Passage to read:

+++

This international and interdisciplinary panel will investigate the degradation of human values under the joint forces of market and technology. The first paper examines how in its defense against mortality, AI-assisted technology degrades the carbon-based humanity; the second paper examines the commodification of religion and spirituality in psychology as the latter falls prey to neoliberalism; the third and fourth papers investigate the disruptive impact of technology on Indigenous peoples in general, and on a hunter-gatherer tribe (Temiars) in Malaysia, respectively. The fifth paper examines alienation and value degradation among social workers in China. The discussant will review the presentations against the backdrop of transhumanism, which is a glaring example of how machine intelligence has become the defining measure of humanity and its future.
Accepted papers:
Session 1 Thursday 9 June, 2022, -Paper short abstract:
Treating recent films -- and the depictions of technology therein -- as an access point to particular cultural myths and ideologies, the presenters will consider how our contemporary culture is working at existential questions related to subjectivity and embodiment.

+++

Provided material:

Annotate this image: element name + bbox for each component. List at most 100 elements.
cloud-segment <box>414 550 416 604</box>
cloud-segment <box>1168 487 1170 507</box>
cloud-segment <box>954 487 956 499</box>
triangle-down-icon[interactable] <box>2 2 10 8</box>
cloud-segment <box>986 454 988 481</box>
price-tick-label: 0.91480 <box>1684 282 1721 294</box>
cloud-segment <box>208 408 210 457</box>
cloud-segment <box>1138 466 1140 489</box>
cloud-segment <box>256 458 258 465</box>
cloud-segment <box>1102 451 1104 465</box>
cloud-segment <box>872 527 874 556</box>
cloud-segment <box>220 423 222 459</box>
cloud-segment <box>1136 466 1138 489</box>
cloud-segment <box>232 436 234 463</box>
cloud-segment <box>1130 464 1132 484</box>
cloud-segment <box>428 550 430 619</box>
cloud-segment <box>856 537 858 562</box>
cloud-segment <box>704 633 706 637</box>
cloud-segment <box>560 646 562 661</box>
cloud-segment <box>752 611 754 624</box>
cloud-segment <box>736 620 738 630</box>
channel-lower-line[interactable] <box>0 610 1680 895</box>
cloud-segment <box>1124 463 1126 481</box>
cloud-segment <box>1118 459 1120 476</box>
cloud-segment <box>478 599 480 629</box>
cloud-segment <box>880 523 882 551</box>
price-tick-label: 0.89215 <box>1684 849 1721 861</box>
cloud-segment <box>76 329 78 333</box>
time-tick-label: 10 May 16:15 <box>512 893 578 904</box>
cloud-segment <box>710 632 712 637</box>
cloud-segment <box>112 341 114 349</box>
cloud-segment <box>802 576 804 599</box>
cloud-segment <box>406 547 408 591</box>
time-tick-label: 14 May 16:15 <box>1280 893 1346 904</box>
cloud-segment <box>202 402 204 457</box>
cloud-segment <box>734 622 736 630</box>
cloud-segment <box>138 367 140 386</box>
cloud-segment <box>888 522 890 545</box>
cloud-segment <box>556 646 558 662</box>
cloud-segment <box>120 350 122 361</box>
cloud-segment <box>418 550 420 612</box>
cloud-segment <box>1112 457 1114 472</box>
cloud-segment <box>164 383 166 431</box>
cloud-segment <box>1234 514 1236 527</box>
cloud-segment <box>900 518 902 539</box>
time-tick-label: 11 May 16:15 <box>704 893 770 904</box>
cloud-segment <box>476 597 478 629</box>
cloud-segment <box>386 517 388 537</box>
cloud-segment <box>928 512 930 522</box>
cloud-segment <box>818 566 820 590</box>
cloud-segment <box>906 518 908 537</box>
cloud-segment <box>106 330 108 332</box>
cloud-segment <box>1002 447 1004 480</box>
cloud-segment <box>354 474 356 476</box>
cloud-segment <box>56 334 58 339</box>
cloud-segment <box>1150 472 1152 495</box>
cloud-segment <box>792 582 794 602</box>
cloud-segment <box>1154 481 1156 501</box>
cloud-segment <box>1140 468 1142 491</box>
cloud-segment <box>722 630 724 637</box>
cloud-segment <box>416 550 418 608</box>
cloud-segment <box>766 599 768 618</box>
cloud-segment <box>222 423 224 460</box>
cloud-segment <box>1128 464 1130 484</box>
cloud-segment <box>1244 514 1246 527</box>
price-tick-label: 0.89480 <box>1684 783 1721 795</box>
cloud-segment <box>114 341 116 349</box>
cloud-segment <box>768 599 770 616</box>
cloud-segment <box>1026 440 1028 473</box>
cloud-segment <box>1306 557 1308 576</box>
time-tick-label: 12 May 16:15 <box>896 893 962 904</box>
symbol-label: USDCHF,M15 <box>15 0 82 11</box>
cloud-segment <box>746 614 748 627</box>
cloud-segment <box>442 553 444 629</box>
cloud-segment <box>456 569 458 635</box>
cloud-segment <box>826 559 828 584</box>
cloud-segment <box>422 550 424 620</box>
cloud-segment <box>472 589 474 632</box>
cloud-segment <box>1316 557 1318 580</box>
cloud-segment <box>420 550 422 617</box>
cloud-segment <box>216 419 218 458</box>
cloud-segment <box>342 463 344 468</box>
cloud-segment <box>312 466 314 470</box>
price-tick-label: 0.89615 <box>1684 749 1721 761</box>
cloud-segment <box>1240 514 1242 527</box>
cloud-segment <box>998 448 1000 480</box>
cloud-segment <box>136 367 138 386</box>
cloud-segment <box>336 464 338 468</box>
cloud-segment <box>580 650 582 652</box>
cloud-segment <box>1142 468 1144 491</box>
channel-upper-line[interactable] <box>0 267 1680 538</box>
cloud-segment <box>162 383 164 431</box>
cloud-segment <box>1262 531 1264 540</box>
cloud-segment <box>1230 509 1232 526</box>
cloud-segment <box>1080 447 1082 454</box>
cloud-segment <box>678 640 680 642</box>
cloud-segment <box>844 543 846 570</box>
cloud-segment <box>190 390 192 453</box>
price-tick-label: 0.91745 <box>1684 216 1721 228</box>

+++

List of tasks:
1: From the panel description, reproduce the part that opens with the words containing "This international and" and closes with "and its future.", switching "social workers" to "nurses".
2: Answer these questions from the panel description:
(a) What is the name of the hunter-gatherer tribe in Malaysia?
(b) On what day and date is Session 1 held?
(c) Against the backdrop of what will the discussant review the presentations?
3: Translate this sentence from the panel description into Spanish: "The fifth paper examines alienation and value degradation among social workers in China."
The rows bear no relation to the panel description.

Outputs:
1:
This international and interdisciplinary panel will investigate the degradation of human values under the joint forces of market and technology. The first paper examines how in its defense against mortality, AI-assisted technology degrades the carbon-based humanity; the second paper examines the commodification of religion and spirituality in psychology as the latter falls prey to neoliberalism; the third and fourth papers investigate the disruptive impact of technology on Indigenous peoples in general, and on a hunter-gatherer tribe (Temiars) in Malaysia, respectively. The fifth paper examines alienation and value degradation among nurses in China. The discussant will review the presentations against the backdrop of transhumanism, which is a glaring example of how machine intelligence has become the defining measure of humanity and its future.

2:
(a) The Temiars.
(b) Thursday 9 June, 2022.
(c) Transhumanism.

3: La quinta ponencia examina la alienación y la degradación de valores entre los trabajadores sociales en China.